§ Your objective
Please output every line of the material as it stands, without the pictures.
──────────
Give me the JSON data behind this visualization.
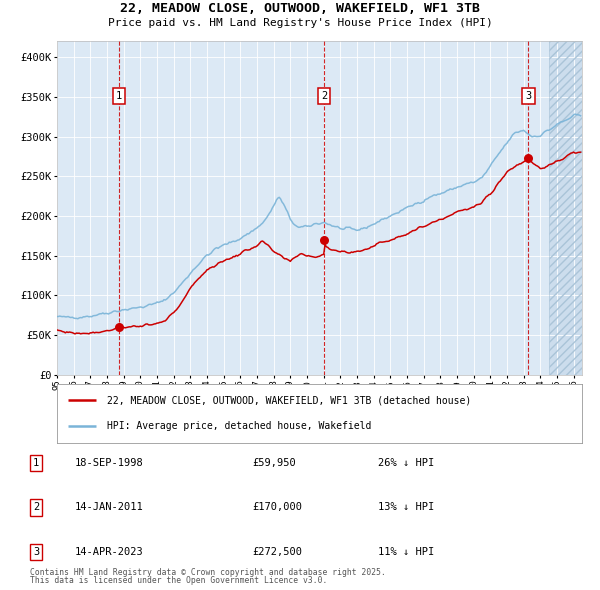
{
  "title1": "22, MEADOW CLOSE, OUTWOOD, WAKEFIELD, WF1 3TB",
  "title2": "Price paid vs. HM Land Registry's House Price Index (HPI)",
  "legend_label1": "22, MEADOW CLOSE, OUTWOOD, WAKEFIELD, WF1 3TB (detached house)",
  "legend_label2": "HPI: Average price, detached house, Wakefield",
  "footer1": "Contains HM Land Registry data © Crown copyright and database right 2025.",
  "footer2": "This data is licensed under the Open Government Licence v3.0.",
  "transactions": [
    {
      "num": 1,
      "date": "18-SEP-1998",
      "price": 59950,
      "pct": "26%",
      "dir": "↓"
    },
    {
      "num": 2,
      "date": "14-JAN-2011",
      "price": 170000,
      "pct": "13%",
      "dir": "↓"
    },
    {
      "num": 3,
      "date": "14-APR-2023",
      "price": 272500,
      "pct": "11%",
      "dir": "↓"
    }
  ],
  "sale_dates_decimal": [
    1998.72,
    2011.04,
    2023.29
  ],
  "sale_prices": [
    59950,
    170000,
    272500
  ],
  "hpi_color": "#7ab4d8",
  "price_color": "#cc0000",
  "vline_color": "#cc0000",
  "background_color": "#dce9f5",
  "ylim": [
    0,
    420000
  ],
  "xlim_start": 1995.0,
  "xlim_end": 2026.5,
  "hpi_anchors": [
    [
      1995.0,
      73000
    ],
    [
      1995.5,
      72000
    ],
    [
      1996.0,
      72500
    ],
    [
      1996.5,
      73000
    ],
    [
      1997.0,
      74000
    ],
    [
      1997.5,
      76000
    ],
    [
      1998.0,
      78000
    ],
    [
      1998.5,
      80000
    ],
    [
      1999.0,
      82000
    ],
    [
      1999.5,
      83000
    ],
    [
      2000.0,
      85000
    ],
    [
      2000.5,
      87000
    ],
    [
      2001.0,
      90000
    ],
    [
      2001.5,
      95000
    ],
    [
      2002.0,
      103000
    ],
    [
      2002.5,
      115000
    ],
    [
      2003.0,
      128000
    ],
    [
      2003.5,
      140000
    ],
    [
      2004.0,
      150000
    ],
    [
      2004.5,
      158000
    ],
    [
      2005.0,
      163000
    ],
    [
      2005.5,
      167000
    ],
    [
      2006.0,
      172000
    ],
    [
      2006.5,
      178000
    ],
    [
      2007.0,
      185000
    ],
    [
      2007.5,
      195000
    ],
    [
      2008.0,
      212000
    ],
    [
      2008.3,
      225000
    ],
    [
      2008.7,
      210000
    ],
    [
      2009.0,
      195000
    ],
    [
      2009.5,
      185000
    ],
    [
      2010.0,
      186000
    ],
    [
      2010.5,
      190000
    ],
    [
      2011.0,
      192000
    ],
    [
      2011.5,
      188000
    ],
    [
      2012.0,
      184000
    ],
    [
      2012.5,
      183000
    ],
    [
      2013.0,
      182000
    ],
    [
      2013.5,
      185000
    ],
    [
      2014.0,
      190000
    ],
    [
      2014.5,
      195000
    ],
    [
      2015.0,
      200000
    ],
    [
      2015.5,
      205000
    ],
    [
      2016.0,
      210000
    ],
    [
      2016.5,
      215000
    ],
    [
      2017.0,
      220000
    ],
    [
      2017.5,
      225000
    ],
    [
      2018.0,
      228000
    ],
    [
      2018.5,
      232000
    ],
    [
      2019.0,
      236000
    ],
    [
      2019.5,
      240000
    ],
    [
      2020.0,
      242000
    ],
    [
      2020.5,
      248000
    ],
    [
      2021.0,
      262000
    ],
    [
      2021.5,
      278000
    ],
    [
      2022.0,
      292000
    ],
    [
      2022.5,
      305000
    ],
    [
      2023.0,
      308000
    ],
    [
      2023.5,
      300000
    ],
    [
      2024.0,
      302000
    ],
    [
      2024.5,
      308000
    ],
    [
      2025.0,
      315000
    ],
    [
      2025.5,
      320000
    ],
    [
      2026.0,
      326000
    ]
  ],
  "price_anchors": [
    [
      1995.0,
      56000
    ],
    [
      1995.5,
      54000
    ],
    [
      1996.0,
      52500
    ],
    [
      1996.5,
      52000
    ],
    [
      1997.0,
      53000
    ],
    [
      1997.5,
      54000
    ],
    [
      1998.0,
      55000
    ],
    [
      1998.72,
      59950
    ],
    [
      1999.0,
      60000
    ],
    [
      1999.5,
      60500
    ],
    [
      2000.0,
      61000
    ],
    [
      2000.5,
      62000
    ],
    [
      2001.0,
      64000
    ],
    [
      2001.5,
      68000
    ],
    [
      2002.0,
      78000
    ],
    [
      2002.5,
      92000
    ],
    [
      2003.0,
      108000
    ],
    [
      2003.5,
      122000
    ],
    [
      2004.0,
      132000
    ],
    [
      2004.5,
      138000
    ],
    [
      2005.0,
      143000
    ],
    [
      2005.5,
      148000
    ],
    [
      2006.0,
      152000
    ],
    [
      2006.5,
      158000
    ],
    [
      2007.0,
      163000
    ],
    [
      2007.3,
      168000
    ],
    [
      2007.5,
      165000
    ],
    [
      2008.0,
      155000
    ],
    [
      2008.5,
      148000
    ],
    [
      2009.0,
      142000
    ],
    [
      2009.3,
      148000
    ],
    [
      2009.6,
      153000
    ],
    [
      2010.0,
      150000
    ],
    [
      2010.5,
      148000
    ],
    [
      2011.0,
      152000
    ],
    [
      2011.04,
      170000
    ],
    [
      2011.1,
      162000
    ],
    [
      2011.5,
      158000
    ],
    [
      2012.0,
      155000
    ],
    [
      2012.5,
      154000
    ],
    [
      2013.0,
      155000
    ],
    [
      2013.5,
      158000
    ],
    [
      2014.0,
      162000
    ],
    [
      2014.5,
      167000
    ],
    [
      2015.0,
      170000
    ],
    [
      2015.5,
      174000
    ],
    [
      2016.0,
      178000
    ],
    [
      2016.5,
      182000
    ],
    [
      2017.0,
      187000
    ],
    [
      2017.5,
      192000
    ],
    [
      2018.0,
      196000
    ],
    [
      2018.5,
      200000
    ],
    [
      2019.0,
      205000
    ],
    [
      2019.5,
      208000
    ],
    [
      2020.0,
      210000
    ],
    [
      2020.5,
      218000
    ],
    [
      2021.0,
      228000
    ],
    [
      2021.5,
      242000
    ],
    [
      2022.0,
      255000
    ],
    [
      2022.5,
      263000
    ],
    [
      2023.0,
      268000
    ],
    [
      2023.29,
      272500
    ],
    [
      2023.5,
      268000
    ],
    [
      2024.0,
      260000
    ],
    [
      2024.5,
      263000
    ],
    [
      2025.0,
      268000
    ],
    [
      2025.5,
      274000
    ],
    [
      2026.0,
      280000
    ]
  ]
}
──────────
§ Result for this exercise
Give me the JSON data behind this visualization.
{
  "title1": "22, MEADOW CLOSE, OUTWOOD, WAKEFIELD, WF1 3TB",
  "title2": "Price paid vs. HM Land Registry's House Price Index (HPI)",
  "legend_label1": "22, MEADOW CLOSE, OUTWOOD, WAKEFIELD, WF1 3TB (detached house)",
  "legend_label2": "HPI: Average price, detached house, Wakefield",
  "footer1": "Contains HM Land Registry data © Crown copyright and database right 2025.",
  "footer2": "This data is licensed under the Open Government Licence v3.0.",
  "transactions": [
    {
      "num": 1,
      "date": "18-SEP-1998",
      "price": 59950,
      "pct": "26%",
      "dir": "↓"
    },
    {
      "num": 2,
      "date": "14-JAN-2011",
      "price": 170000,
      "pct": "13%",
      "dir": "↓"
    },
    {
      "num": 3,
      "date": "14-APR-2023",
      "price": 272500,
      "pct": "11%",
      "dir": "↓"
    }
  ],
  "sale_dates_decimal": [
    1998.72,
    2011.04,
    2023.29
  ],
  "sale_prices": [
    59950,
    170000,
    272500
  ],
  "hpi_color": "#7ab4d8",
  "price_color": "#cc0000",
  "vline_color": "#cc0000",
  "background_color": "#dce9f5",
  "ylim": [
    0,
    420000
  ],
  "xlim_start": 1995.0,
  "xlim_end": 2026.5,
  "hpi_anchors": [
    [
      1995.0,
      73000
    ],
    [
      1995.5,
      72000
    ],
    [
      1996.0,
      72500
    ],
    [
      1996.5,
      73000
    ],
    [
      1997.0,
      74000
    ],
    [
      1997.5,
      76000
    ],
    [
      1998.0,
      78000
    ],
    [
      1998.5,
      80000
    ],
    [
      1999.0,
      82000
    ],
    [
      1999.5,
      83000
    ],
    [
      2000.0,
      85000
    ],
    [
      2000.5,
      87000
    ],
    [
      2001.0,
      90000
    ],
    [
      2001.5,
      95000
    ],
    [
      2002.0,
      103000
    ],
    [
      2002.5,
      115000
    ],
    [
      2003.0,
      128000
    ],
    [
      2003.5,
      140000
    ],
    [
      2004.0,
      150000
    ],
    [
      2004.5,
      158000
    ],
    [
      2005.0,
      163000
    ],
    [
      2005.5,
      167000
    ],
    [
      2006.0,
      172000
    ],
    [
      2006.5,
      178000
    ],
    [
      2007.0,
      185000
    ],
    [
      2007.5,
      195000
    ],
    [
      2008.0,
      212000
    ],
    [
      2008.3,
      225000
    ],
    [
      2008.7,
      210000
    ],
    [
      2009.0,
      195000
    ],
    [
      2009.5,
      185000
    ],
    [
      2010.0,
      186000
    ],
    [
      2010.5,
      190000
    ],
    [
      2011.0,
      192000
    ],
    [
      2011.5,
      188000
    ],
    [
      2012.0,
      184000
    ],
    [
      2012.5,
      183000
    ],
    [
      2013.0,
      182000
    ],
    [
      2013.5,
      185000
    ],
    [
      2014.0,
      190000
    ],
    [
      2014.5,
      195000
    ],
    [
      2015.0,
      200000
    ],
    [
      2015.5,
      205000
    ],
    [
      2016.0,
      210000
    ],
    [
      2016.5,
      215000
    ],
    [
      2017.0,
      220000
    ],
    [
      2017.5,
      225000
    ],
    [
      2018.0,
      228000
    ],
    [
      2018.5,
      232000
    ],
    [
      2019.0,
      236000
    ],
    [
      2019.5,
      240000
    ],
    [
      2020.0,
      242000
    ],
    [
      2020.5,
      248000
    ],
    [
      2021.0,
      262000
    ],
    [
      2021.5,
      278000
    ],
    [
      2022.0,
      292000
    ],
    [
      2022.5,
      305000
    ],
    [
      2023.0,
      308000
    ],
    [
      2023.5,
      300000
    ],
    [
      2024.0,
      302000
    ],
    [
      2024.5,
      308000
    ],
    [
      2025.0,
      315000
    ],
    [
      2025.5,
      320000
    ],
    [
      2026.0,
      326000
    ]
  ],
  "price_anchors": [
    [
      1995.0,
      56000
    ],
    [
      1995.5,
      54000
    ],
    [
      1996.0,
      52500
    ],
    [
      1996.5,
      52000
    ],
    [
      1997.0,
      53000
    ],
    [
      1997.5,
      54000
    ],
    [
      1998.0,
      55000
    ],
    [
      1998.72,
      59950
    ],
    [
      1999.0,
      60000
    ],
    [
      1999.5,
      60500
    ],
    [
      2000.0,
      61000
    ],
    [
      2000.5,
      62000
    ],
    [
      2001.0,
      64000
    ],
    [
      2001.5,
      68000
    ],
    [
      2002.0,
      78000
    ],
    [
      2002.5,
      92000
    ],
    [
      2003.0,
      108000
    ],
    [
      2003.5,
      122000
    ],
    [
      2004.0,
      132000
    ],
    [
      2004.5,
      138000
    ],
    [
      2005.0,
      143000
    ],
    [
      2005.5,
      148000
    ],
    [
      2006.0,
      152000
    ],
    [
      2006.5,
      158000
    ],
    [
      2007.0,
      163000
    ],
    [
      2007.3,
      168000
    ],
    [
      2007.5,
      165000
    ],
    [
      2008.0,
      155000
    ],
    [
      2008.5,
      148000
    ],
    [
      2009.0,
      142000
    ],
    [
      2009.3,
      148000
    ],
    [
      2009.6,
      153000
    ],
    [
      2010.0,
      150000
    ],
    [
      2010.5,
      148000
    ],
    [
      2011.0,
      152000
    ],
    [
      2011.04,
      170000
    ],
    [
      2011.1,
      162000
    ],
    [
      2011.5,
      158000
    ],
    [
      2012.0,
      155000
    ],
    [
      2012.5,
      154000
    ],
    [
      2013.0,
      155000
    ],
    [
      2013.5,
      158000
    ],
    [
      2014.0,
      162000
    ],
    [
      2014.5,
      167000
    ],
    [
      2015.0,
      170000
    ],
    [
      2015.5,
      174000
    ],
    [
      2016.0,
      178000
    ],
    [
      2016.5,
      182000
    ],
    [
      2017.0,
      187000
    ],
    [
      2017.5,
      192000
    ],
    [
      2018.0,
      196000
    ],
    [
      2018.5,
      200000
    ],
    [
      2019.0,
      205000
    ],
    [
      2019.5,
      208000
    ],
    [
      2020.0,
      210000
    ],
    [
      2020.5,
      218000
    ],
    [
      2021.0,
      228000
    ],
    [
      2021.5,
      242000
    ],
    [
      2022.0,
      255000
    ],
    [
      2022.5,
      263000
    ],
    [
      2023.0,
      268000
    ],
    [
      2023.29,
      272500
    ],
    [
      2023.5,
      268000
    ],
    [
      2024.0,
      260000
    ],
    [
      2024.5,
      263000
    ],
    [
      2025.0,
      268000
    ],
    [
      2025.5,
      274000
    ],
    [
      2026.0,
      280000
    ]
  ]
}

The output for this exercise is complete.